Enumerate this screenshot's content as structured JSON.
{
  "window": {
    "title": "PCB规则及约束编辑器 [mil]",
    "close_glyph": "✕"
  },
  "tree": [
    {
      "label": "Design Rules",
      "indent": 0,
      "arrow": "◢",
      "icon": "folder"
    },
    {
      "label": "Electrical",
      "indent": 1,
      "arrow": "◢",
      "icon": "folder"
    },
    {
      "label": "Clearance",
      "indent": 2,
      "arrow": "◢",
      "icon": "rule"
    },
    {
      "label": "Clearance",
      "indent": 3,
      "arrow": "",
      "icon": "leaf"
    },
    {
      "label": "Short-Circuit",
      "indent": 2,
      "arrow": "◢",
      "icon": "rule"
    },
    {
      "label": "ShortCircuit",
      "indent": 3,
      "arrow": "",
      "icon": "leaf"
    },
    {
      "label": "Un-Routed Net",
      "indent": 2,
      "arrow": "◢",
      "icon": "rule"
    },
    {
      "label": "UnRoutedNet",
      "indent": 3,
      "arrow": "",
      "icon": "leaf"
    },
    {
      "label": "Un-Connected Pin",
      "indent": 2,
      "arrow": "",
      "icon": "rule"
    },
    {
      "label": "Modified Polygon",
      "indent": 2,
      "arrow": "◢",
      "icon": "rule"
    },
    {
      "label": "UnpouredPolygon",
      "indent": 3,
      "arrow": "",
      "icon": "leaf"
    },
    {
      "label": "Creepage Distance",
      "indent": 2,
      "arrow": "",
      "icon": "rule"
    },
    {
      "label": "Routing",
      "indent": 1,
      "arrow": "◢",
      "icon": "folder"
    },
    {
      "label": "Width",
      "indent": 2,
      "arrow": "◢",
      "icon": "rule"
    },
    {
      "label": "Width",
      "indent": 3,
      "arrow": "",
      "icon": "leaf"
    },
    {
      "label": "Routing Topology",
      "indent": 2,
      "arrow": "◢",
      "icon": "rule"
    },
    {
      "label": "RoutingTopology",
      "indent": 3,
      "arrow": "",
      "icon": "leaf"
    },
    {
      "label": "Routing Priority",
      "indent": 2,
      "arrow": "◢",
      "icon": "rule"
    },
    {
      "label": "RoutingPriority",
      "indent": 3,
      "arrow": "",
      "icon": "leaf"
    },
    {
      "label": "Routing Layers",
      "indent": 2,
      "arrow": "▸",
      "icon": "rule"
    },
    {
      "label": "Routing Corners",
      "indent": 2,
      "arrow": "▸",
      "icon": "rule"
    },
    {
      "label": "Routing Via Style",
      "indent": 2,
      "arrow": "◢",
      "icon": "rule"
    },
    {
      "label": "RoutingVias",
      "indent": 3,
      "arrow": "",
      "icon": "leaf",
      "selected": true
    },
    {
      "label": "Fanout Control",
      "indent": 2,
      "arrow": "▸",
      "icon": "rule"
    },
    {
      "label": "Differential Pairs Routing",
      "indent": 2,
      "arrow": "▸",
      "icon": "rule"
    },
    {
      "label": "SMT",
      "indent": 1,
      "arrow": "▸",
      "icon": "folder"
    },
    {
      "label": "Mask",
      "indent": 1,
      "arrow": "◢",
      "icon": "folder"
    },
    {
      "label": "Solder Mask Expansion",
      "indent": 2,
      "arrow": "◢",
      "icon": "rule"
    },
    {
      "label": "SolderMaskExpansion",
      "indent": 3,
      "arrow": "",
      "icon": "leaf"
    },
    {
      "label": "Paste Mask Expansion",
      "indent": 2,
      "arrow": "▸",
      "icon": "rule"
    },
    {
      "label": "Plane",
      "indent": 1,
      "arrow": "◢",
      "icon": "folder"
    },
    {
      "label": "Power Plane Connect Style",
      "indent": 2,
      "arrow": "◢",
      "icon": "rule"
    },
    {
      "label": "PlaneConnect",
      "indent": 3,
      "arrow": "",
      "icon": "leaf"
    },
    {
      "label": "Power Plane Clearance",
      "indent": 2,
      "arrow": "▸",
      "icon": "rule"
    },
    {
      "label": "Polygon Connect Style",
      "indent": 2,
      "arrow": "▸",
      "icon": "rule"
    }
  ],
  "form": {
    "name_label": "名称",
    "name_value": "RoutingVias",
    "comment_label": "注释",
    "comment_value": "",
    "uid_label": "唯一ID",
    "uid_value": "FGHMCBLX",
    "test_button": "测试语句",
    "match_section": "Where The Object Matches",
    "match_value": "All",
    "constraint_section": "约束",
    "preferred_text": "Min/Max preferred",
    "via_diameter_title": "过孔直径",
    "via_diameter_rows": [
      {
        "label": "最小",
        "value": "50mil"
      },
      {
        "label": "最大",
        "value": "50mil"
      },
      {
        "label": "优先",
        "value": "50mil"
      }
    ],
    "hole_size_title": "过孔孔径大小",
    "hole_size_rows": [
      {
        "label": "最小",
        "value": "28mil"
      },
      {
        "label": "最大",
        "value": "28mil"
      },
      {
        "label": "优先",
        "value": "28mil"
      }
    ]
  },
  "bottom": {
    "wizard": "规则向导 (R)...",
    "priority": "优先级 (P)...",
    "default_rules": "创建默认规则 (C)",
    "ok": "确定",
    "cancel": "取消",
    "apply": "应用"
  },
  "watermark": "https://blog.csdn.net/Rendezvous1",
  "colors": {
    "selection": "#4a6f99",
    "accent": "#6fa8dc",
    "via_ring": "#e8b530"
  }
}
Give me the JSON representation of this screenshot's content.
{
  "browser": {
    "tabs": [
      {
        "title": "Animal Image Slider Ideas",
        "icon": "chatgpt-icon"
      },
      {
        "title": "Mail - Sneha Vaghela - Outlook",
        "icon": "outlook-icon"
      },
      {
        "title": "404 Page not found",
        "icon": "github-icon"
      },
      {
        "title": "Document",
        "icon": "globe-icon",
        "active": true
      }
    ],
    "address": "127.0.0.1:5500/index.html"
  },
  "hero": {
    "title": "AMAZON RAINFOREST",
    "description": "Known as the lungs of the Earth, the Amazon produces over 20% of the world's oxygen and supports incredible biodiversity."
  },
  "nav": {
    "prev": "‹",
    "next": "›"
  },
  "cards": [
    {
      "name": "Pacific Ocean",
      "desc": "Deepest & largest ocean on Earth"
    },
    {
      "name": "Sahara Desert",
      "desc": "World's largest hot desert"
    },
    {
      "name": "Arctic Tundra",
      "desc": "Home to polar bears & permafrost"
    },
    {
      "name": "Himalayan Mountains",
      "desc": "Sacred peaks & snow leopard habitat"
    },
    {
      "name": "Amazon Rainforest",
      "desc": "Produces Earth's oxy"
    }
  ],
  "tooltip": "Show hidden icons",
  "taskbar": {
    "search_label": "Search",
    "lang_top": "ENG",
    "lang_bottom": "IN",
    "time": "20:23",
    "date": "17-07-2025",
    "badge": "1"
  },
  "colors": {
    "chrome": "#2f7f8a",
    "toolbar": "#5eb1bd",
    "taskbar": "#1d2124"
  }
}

■ WHAT THE TASK REQUIRES
Go through the listing above and list every line that has the word "this".

■ REPLY
Enumerate this screenshot's content as structured JSON.
Give me the JSON representation of this screenshot's content.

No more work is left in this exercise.